### WHAT TO DO
Reproduce the material below line for line, changing nothing.

### EXTRACTED RECORDS
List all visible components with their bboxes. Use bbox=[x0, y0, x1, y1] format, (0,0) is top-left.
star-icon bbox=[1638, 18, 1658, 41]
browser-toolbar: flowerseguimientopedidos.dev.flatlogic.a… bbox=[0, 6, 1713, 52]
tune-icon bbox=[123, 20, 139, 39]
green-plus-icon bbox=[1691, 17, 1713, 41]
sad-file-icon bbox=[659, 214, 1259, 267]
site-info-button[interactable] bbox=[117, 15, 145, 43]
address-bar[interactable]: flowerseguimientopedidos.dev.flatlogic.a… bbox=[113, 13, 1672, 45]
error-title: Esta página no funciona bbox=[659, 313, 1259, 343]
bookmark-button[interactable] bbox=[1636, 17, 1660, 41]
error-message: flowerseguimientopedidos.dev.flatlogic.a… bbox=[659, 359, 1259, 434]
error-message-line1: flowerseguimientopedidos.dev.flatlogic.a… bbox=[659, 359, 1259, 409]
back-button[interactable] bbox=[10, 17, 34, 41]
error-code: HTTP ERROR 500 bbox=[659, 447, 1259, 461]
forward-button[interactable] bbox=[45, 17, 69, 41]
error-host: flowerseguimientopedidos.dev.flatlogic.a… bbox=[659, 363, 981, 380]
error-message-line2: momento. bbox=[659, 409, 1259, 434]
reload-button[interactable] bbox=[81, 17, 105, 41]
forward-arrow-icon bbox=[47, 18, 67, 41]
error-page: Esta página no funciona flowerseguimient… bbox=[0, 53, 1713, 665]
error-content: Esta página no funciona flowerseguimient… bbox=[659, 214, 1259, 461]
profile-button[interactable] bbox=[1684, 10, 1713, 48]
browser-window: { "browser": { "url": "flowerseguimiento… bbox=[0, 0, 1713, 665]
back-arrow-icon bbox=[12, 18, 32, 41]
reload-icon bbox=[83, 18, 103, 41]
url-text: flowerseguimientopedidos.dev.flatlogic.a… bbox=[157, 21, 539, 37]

### RESPONSE
List all visible components with their bboxes. Use bbox=[x0, y0, x1, y1] format, (0,0) is top-left.
star-icon bbox=[1638, 18, 1658, 41]
browser-toolbar: flowerseguimientopedidos.dev.flatlogic.a… bbox=[0, 6, 1713, 52]
tune-icon bbox=[123, 20, 139, 39]
green-plus-icon bbox=[1691, 17, 1713, 41]
sad-file-icon bbox=[659, 214, 1259, 267]
site-info-button[interactable] bbox=[117, 15, 145, 43]
address-bar[interactable]: flowerseguimientopedidos.dev.flatlogic.a… bbox=[113, 13, 1672, 45]
error-title: Esta página no funciona bbox=[659, 313, 1259, 343]
bookmark-button[interactable] bbox=[1636, 17, 1660, 41]
error-message: flowerseguimientopedidos.dev.flatlogic.a… bbox=[659, 359, 1259, 434]
error-message-line1: flowerseguimientopedidos.dev.flatlogic.a… bbox=[659, 359, 1259, 409]
back-button[interactable] bbox=[10, 17, 34, 41]
error-code: HTTP ERROR 500 bbox=[659, 447, 1259, 461]
forward-button[interactable] bbox=[45, 17, 69, 41]
error-host: flowerseguimientopedidos.dev.flatlogic.a… bbox=[659, 363, 981, 380]
error-message-line2: momento. bbox=[659, 409, 1259, 434]
reload-button[interactable] bbox=[81, 17, 105, 41]
forward-arrow-icon bbox=[47, 18, 67, 41]
error-page: Esta página no funciona flowerseguimient… bbox=[0, 53, 1713, 665]
error-content: Esta página no funciona flowerseguimient… bbox=[659, 214, 1259, 461]
profile-button[interactable] bbox=[1684, 10, 1713, 48]
browser-window: { "browser": { "url": "flowerseguimiento… bbox=[0, 0, 1713, 665]
back-arrow-icon bbox=[12, 18, 32, 41]
reload-icon bbox=[83, 18, 103, 41]
url-text: flowerseguimientopedidos.dev.flatlogic.a… bbox=[157, 21, 539, 37]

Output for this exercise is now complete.